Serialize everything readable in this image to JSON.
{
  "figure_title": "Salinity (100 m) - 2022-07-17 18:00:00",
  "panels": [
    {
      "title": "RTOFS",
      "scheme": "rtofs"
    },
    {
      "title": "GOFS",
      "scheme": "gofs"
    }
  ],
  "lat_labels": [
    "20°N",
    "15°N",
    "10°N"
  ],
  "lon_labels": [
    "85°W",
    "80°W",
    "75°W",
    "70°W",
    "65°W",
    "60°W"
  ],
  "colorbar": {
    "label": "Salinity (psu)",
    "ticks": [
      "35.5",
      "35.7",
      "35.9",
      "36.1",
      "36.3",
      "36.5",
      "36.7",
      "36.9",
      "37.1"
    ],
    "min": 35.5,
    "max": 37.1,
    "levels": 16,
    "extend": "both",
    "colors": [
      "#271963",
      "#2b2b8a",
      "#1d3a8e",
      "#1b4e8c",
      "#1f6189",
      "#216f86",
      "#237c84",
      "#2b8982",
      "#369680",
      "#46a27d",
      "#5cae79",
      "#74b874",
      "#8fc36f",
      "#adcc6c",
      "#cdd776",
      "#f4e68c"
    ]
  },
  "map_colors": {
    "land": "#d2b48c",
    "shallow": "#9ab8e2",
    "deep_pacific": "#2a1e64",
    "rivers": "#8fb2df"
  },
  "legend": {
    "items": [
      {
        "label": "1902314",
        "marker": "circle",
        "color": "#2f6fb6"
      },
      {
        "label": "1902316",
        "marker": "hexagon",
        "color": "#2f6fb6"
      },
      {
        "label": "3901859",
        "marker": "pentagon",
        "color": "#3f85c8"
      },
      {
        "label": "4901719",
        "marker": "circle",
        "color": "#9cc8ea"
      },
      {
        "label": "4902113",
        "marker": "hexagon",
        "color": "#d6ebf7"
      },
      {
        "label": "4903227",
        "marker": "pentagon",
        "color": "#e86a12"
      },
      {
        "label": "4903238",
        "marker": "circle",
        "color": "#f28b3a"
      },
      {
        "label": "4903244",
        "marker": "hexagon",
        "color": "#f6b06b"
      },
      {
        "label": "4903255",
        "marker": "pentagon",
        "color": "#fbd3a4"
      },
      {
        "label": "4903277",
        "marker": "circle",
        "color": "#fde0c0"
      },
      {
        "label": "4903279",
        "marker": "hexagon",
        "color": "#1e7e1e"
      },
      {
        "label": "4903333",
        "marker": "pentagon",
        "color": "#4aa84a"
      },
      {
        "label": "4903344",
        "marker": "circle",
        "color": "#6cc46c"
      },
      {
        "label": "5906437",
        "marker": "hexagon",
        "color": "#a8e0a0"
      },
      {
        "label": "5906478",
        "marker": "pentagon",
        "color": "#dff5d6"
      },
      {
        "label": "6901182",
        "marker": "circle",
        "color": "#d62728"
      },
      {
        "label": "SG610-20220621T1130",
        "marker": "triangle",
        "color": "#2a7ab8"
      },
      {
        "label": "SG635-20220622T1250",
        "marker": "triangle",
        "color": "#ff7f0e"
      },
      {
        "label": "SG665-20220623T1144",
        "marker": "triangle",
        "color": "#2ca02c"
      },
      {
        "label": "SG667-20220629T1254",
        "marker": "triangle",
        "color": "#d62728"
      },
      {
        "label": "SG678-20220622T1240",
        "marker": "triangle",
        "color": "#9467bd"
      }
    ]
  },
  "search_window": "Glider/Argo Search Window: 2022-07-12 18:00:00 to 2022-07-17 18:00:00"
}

################

» SHORT EXERCISE: Extract all of the data above and output it character for character.

» ANSWER:
Serialize everything readable in this image to JSON.
{
  "figure_title": "Salinity (100 m) - 2022-07-17 18:00:00",
  "panels": [
    {
      "title": "RTOFS",
      "scheme": "rtofs"
    },
    {
      "title": "GOFS",
      "scheme": "gofs"
    }
  ],
  "lat_labels": [
    "20°N",
    "15°N",
    "10°N"
  ],
  "lon_labels": [
    "85°W",
    "80°W",
    "75°W",
    "70°W",
    "65°W",
    "60°W"
  ],
  "colorbar": {
    "label": "Salinity (psu)",
    "ticks": [
      "35.5",
      "35.7",
      "35.9",
      "36.1",
      "36.3",
      "36.5",
      "36.7",
      "36.9",
      "37.1"
    ],
    "min": 35.5,
    "max": 37.1,
    "levels": 16,
    "extend": "both",
    "colors": [
      "#271963",
      "#2b2b8a",
      "#1d3a8e",
      "#1b4e8c",
      "#1f6189",
      "#216f86",
      "#237c84",
      "#2b8982",
      "#369680",
      "#46a27d",
      "#5cae79",
      "#74b874",
      "#8fc36f",
      "#adcc6c",
      "#cdd776",
      "#f4e68c"
    ]
  },
  "map_colors": {
    "land": "#d2b48c",
    "shallow": "#9ab8e2",
    "deep_pacific": "#2a1e64",
    "rivers": "#8fb2df"
  },
  "legend": {
    "items": [
      {
        "label": "1902314",
        "marker": "circle",
        "color": "#2f6fb6"
      },
      {
        "label": "1902316",
        "marker": "hexagon",
        "color": "#2f6fb6"
      },
      {
        "label": "3901859",
        "marker": "pentagon",
        "color": "#3f85c8"
      },
      {
        "label": "4901719",
        "marker": "circle",
        "color": "#9cc8ea"
      },
      {
        "label": "4902113",
        "marker": "hexagon",
        "color": "#d6ebf7"
      },
      {
        "label": "4903227",
        "marker": "pentagon",
        "color": "#e86a12"
      },
      {
        "label": "4903238",
        "marker": "circle",
        "color": "#f28b3a"
      },
      {
        "label": "4903244",
        "marker": "hexagon",
        "color": "#f6b06b"
      },
      {
        "label": "4903255",
        "marker": "pentagon",
        "color": "#fbd3a4"
      },
      {
        "label": "4903277",
        "marker": "circle",
        "color": "#fde0c0"
      },
      {
        "label": "4903279",
        "marker": "hexagon",
        "color": "#1e7e1e"
      },
      {
        "label": "4903333",
        "marker": "pentagon",
        "color": "#4aa84a"
      },
      {
        "label": "4903344",
        "marker": "circle",
        "color": "#6cc46c"
      },
      {
        "label": "5906437",
        "marker": "hexagon",
        "color": "#a8e0a0"
      },
      {
        "label": "5906478",
        "marker": "pentagon",
        "color": "#dff5d6"
      },
      {
        "label": "6901182",
        "marker": "circle",
        "color": "#d62728"
      },
      {
        "label": "SG610-20220621T1130",
        "marker": "triangle",
        "color": "#2a7ab8"
      },
      {
        "label": "SG635-20220622T1250",
        "marker": "triangle",
        "color": "#ff7f0e"
      },
      {
        "label": "SG665-20220623T1144",
        "marker": "triangle",
        "color": "#2ca02c"
      },
      {
        "label": "SG667-20220629T1254",
        "marker": "triangle",
        "color": "#d62728"
      },
      {
        "label": "SG678-20220622T1240",
        "marker": "triangle",
        "color": "#9467bd"
      }
    ]
  },
  "search_window": "Glider/Argo Search Window: 2022-07-12 18:00:00 to 2022-07-17 18:00:00"
}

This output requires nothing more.